• [Your instructions]:
Sum up the bladder cancer text below in two sentences.

BACKGROUND
- Cisplatin-based neoadjuvant chemotherapy followed by cystectomy or chemoradiation is the standard of care for urothelial carcinoma patients with muscle invasive bladder cancer.
- Both cystectomy and chemoradiation carry potential short and long-term toxicity and quality of life implications.
- Recent work has shown that mutations in DNA damage repair/response genes are predictive of pathologic response to neoadjuvant chemotherapy at the time of cystectomy, with those patients achieving pT0 disease demonstrating excellent long-term survival.1-4
- Sparing patients cystectomy or chemoradiation after neoadjuvant chemotherapy without compromising oncologic outcomes would improve quality of life and decrease morbidity.
OBJECTIVES
- Primary Aim: To evaluate a risk-adapted approach to the treatment of muscle invasive bladder cancer.

• [Raw data]:
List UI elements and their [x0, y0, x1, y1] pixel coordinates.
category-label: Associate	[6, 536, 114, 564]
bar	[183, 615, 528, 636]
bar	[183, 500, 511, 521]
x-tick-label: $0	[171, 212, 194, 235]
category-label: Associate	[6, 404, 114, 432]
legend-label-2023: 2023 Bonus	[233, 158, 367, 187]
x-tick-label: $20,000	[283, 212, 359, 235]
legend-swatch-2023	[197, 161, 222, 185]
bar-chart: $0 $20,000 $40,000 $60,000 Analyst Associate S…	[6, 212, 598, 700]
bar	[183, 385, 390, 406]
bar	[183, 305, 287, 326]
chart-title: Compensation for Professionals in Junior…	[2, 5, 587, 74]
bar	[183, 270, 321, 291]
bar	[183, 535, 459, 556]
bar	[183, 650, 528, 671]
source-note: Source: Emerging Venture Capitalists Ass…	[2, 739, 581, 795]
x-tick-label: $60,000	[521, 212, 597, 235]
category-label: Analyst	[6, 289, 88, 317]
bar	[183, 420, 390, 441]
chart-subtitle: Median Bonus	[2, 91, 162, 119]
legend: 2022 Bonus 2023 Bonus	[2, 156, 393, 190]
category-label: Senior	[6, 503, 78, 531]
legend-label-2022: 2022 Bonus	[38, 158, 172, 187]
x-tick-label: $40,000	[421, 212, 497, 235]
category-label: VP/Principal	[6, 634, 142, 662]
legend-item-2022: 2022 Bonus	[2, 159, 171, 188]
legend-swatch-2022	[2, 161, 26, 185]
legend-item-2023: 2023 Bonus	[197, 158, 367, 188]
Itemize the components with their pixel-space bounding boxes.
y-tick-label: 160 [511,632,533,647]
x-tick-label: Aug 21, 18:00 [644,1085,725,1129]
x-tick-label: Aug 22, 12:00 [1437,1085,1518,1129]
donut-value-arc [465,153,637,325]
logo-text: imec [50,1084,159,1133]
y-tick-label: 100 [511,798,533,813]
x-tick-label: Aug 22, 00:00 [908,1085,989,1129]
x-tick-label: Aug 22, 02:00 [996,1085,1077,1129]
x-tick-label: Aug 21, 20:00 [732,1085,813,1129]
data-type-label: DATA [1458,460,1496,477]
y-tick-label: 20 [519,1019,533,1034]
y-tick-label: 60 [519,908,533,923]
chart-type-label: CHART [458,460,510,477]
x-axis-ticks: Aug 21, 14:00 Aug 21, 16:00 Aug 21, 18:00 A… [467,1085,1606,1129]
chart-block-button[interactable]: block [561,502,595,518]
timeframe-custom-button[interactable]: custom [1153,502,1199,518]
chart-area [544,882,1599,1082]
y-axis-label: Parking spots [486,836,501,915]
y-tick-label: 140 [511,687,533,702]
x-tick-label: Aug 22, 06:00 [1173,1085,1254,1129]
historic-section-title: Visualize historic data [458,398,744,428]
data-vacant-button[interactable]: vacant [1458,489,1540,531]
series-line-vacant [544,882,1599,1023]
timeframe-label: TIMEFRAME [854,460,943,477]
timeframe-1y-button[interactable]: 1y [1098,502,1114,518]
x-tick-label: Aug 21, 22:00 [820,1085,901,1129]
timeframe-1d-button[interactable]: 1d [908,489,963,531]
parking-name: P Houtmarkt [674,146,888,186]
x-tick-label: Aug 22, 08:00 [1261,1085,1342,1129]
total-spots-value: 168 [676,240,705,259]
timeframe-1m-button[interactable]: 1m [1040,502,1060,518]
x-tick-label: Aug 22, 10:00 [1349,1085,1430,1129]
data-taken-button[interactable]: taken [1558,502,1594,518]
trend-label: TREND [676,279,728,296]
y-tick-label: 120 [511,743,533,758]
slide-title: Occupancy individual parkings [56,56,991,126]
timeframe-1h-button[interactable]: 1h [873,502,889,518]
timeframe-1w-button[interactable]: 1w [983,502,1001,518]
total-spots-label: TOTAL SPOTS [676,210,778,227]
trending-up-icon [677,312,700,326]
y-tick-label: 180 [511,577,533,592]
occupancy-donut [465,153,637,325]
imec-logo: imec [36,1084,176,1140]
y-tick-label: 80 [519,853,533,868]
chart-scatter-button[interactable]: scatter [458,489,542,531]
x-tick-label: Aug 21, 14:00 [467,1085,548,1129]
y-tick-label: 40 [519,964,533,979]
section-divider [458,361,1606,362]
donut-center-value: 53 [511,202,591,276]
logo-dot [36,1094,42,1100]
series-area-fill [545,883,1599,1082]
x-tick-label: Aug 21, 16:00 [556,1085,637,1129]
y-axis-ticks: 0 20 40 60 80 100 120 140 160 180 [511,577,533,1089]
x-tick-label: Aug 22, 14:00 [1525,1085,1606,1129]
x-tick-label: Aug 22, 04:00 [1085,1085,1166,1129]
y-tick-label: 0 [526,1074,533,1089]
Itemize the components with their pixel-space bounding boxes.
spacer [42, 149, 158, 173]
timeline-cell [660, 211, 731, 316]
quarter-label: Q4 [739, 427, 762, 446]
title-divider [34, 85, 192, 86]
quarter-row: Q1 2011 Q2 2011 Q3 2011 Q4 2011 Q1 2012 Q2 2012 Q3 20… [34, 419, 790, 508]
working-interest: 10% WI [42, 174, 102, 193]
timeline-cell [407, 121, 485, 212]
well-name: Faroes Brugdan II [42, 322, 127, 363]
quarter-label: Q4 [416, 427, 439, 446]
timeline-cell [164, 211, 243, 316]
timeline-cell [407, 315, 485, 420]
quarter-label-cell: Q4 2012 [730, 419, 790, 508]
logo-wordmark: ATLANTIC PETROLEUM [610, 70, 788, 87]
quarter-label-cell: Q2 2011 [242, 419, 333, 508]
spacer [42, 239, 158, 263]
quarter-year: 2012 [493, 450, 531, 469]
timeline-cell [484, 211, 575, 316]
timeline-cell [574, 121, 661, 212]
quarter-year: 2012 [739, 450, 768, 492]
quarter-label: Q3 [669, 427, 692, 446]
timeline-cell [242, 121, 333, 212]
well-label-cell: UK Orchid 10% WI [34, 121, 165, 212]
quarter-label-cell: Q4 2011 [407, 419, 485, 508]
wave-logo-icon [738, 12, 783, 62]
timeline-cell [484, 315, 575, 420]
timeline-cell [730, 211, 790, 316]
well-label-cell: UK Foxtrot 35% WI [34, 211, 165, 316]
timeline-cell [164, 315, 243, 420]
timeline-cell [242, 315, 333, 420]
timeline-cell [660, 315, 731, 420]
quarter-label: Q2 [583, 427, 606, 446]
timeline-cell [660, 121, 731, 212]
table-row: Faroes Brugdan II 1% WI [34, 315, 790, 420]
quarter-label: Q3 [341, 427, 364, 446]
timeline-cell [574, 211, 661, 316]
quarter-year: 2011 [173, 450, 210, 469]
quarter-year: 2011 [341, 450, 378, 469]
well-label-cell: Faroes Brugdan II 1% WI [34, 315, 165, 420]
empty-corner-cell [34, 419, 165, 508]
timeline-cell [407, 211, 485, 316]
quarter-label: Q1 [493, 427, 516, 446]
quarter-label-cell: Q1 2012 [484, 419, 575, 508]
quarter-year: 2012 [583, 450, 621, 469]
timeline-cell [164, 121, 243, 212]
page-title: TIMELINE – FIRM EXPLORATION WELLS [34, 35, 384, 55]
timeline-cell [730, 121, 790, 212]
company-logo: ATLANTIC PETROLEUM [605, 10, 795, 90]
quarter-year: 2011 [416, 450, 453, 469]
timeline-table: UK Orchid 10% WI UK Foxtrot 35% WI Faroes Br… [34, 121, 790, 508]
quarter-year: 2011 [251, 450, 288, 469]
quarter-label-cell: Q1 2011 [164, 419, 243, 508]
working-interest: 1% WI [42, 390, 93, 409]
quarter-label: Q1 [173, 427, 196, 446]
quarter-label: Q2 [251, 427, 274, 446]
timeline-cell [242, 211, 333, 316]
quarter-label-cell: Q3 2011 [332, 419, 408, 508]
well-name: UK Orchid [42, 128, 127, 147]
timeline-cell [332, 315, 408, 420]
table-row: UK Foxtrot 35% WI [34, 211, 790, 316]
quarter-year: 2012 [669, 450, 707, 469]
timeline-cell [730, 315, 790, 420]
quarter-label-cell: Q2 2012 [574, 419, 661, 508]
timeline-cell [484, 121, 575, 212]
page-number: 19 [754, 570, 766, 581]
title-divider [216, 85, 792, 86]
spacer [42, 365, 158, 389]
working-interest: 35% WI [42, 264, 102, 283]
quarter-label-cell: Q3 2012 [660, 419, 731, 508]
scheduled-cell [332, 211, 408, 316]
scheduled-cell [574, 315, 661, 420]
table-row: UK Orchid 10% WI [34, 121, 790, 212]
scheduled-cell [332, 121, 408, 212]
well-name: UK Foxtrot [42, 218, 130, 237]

• [Response]:
For muscle invasive bladder cancer, the standard of care is cisplatin-based neoadjuvant chemotherapy followed by cystectomy or chemoradiation, and both can bring short- and long-term toxicity and affect quality of life. Mutations in DNA damage repair/response genes have been shown to predict pathologic response to that chemotherapy, sparing patients cystectomy or chemoradiation without compromising oncologic outcomes would improve quality of life and decrease morbidity, and the primary aim is to evaluate a risk-adapted approach to treatment.